■ What is required ■
Scan the material below for lines with the word "Blut" and report how many there are, with nothing added.

■ Dataset records ■

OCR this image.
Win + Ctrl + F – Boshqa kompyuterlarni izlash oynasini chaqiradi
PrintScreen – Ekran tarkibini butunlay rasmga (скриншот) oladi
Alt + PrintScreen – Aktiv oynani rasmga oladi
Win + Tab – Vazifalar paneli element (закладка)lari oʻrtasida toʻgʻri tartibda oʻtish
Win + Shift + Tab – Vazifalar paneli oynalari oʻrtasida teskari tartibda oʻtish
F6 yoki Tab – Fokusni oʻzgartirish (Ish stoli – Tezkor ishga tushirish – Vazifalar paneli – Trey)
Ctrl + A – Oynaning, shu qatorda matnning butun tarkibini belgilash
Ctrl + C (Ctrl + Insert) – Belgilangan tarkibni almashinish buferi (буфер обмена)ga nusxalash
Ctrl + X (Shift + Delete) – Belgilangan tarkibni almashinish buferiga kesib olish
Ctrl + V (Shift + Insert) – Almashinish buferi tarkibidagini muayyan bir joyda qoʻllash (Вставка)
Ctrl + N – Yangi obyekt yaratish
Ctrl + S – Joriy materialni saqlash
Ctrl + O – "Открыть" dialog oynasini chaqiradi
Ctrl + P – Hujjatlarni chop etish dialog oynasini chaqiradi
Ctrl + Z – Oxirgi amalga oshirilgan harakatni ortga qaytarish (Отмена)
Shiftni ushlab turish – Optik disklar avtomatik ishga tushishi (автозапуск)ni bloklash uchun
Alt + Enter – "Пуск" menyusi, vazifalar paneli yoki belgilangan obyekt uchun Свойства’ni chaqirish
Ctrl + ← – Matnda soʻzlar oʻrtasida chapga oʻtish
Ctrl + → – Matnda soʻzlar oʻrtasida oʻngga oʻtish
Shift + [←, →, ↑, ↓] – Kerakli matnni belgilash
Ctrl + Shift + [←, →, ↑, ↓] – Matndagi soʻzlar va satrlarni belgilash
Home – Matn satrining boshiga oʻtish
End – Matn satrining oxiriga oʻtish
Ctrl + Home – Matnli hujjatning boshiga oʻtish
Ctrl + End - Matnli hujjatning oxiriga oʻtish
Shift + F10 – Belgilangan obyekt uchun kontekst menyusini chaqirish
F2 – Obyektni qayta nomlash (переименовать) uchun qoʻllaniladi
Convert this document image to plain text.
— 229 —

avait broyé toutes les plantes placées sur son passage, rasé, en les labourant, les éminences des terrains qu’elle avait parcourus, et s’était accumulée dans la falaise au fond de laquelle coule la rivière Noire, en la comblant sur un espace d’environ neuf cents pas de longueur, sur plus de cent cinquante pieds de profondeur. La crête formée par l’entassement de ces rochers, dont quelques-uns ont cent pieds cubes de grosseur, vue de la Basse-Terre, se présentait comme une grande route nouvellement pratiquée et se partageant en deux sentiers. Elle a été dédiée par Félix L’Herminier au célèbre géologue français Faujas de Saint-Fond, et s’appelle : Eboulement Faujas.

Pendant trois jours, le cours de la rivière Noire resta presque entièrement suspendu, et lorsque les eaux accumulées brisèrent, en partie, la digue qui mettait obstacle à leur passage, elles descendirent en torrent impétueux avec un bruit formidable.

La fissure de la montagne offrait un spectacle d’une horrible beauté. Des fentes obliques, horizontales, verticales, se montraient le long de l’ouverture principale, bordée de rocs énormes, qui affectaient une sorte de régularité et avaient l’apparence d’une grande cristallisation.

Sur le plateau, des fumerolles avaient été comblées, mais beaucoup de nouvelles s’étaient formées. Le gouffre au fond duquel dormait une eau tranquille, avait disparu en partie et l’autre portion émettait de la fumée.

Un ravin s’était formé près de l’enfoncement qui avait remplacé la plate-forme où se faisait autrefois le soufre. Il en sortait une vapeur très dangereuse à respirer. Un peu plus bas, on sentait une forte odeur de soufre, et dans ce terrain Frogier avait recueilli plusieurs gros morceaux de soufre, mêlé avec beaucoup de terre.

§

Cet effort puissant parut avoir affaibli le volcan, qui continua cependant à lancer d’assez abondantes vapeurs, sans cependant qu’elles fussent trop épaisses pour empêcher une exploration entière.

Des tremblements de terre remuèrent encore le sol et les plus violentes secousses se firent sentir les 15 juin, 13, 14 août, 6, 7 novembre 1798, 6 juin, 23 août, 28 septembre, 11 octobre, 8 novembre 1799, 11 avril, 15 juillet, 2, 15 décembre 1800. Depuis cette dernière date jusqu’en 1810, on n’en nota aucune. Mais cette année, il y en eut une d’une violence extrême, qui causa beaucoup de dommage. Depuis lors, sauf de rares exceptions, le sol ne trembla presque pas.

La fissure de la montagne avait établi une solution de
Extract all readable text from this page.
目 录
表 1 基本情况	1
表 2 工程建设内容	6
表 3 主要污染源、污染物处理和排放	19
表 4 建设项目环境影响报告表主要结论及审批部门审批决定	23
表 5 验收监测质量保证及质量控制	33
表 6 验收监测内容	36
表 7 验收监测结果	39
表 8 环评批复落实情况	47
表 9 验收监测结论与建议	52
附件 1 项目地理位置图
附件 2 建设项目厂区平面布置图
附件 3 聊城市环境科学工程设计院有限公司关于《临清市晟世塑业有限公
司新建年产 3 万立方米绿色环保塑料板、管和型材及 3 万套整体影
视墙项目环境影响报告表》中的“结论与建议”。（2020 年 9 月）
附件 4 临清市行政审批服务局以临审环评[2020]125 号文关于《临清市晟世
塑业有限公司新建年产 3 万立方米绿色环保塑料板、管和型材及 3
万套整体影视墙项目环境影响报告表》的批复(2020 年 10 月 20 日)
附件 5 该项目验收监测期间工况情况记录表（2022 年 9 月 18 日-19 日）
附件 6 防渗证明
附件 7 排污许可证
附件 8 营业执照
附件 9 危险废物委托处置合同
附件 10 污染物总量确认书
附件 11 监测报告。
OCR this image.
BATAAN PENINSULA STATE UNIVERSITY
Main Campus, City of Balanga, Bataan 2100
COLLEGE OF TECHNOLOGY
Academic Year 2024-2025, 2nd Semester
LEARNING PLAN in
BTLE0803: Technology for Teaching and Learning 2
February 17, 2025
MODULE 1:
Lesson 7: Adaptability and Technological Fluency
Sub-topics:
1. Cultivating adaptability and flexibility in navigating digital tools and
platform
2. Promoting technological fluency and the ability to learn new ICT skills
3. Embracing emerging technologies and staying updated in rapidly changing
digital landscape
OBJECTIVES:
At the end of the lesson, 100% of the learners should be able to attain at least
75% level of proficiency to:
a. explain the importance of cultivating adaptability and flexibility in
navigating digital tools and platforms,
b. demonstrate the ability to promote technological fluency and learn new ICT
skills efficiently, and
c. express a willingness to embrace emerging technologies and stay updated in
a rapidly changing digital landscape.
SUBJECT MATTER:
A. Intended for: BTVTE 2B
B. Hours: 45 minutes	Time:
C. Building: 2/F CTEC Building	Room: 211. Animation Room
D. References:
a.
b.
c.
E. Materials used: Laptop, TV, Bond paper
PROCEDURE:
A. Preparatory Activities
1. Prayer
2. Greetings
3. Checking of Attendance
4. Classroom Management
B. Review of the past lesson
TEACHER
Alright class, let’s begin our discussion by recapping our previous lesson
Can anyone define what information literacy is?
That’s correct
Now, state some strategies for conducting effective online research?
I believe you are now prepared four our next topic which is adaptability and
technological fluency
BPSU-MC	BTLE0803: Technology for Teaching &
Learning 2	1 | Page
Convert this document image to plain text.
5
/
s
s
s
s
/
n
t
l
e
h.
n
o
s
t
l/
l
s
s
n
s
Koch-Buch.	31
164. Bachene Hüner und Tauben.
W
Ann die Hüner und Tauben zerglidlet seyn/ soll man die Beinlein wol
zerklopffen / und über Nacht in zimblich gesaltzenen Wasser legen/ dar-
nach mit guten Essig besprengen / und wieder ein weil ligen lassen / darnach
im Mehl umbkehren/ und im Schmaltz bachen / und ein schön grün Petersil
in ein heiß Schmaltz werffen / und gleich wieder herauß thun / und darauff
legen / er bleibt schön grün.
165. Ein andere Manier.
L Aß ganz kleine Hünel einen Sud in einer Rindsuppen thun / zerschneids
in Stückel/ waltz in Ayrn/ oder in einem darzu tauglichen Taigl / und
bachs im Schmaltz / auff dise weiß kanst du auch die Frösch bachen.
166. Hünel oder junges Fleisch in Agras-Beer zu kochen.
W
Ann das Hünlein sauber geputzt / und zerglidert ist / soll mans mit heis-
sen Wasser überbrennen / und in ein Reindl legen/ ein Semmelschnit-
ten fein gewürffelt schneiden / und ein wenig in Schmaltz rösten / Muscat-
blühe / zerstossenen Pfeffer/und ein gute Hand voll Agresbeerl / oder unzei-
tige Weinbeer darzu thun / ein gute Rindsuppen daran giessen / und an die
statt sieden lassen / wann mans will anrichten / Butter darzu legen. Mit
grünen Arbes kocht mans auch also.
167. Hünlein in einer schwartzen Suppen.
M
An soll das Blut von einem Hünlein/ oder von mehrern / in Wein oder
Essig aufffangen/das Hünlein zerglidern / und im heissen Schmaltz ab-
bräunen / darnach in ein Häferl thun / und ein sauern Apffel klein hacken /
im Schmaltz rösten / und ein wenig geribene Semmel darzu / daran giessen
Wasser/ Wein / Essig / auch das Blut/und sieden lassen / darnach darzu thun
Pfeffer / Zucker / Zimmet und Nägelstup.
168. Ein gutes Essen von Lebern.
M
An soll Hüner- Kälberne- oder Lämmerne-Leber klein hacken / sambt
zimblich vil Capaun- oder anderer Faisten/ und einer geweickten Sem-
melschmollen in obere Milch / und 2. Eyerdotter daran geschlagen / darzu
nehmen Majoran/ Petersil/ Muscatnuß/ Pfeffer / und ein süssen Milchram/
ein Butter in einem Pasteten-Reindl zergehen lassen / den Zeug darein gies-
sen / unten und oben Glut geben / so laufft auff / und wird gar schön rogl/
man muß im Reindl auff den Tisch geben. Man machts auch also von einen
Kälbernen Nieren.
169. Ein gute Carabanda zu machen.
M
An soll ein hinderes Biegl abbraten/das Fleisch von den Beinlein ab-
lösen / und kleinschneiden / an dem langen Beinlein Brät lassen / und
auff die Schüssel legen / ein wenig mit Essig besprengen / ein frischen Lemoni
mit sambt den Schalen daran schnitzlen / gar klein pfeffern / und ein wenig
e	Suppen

■ Problem solution ■
2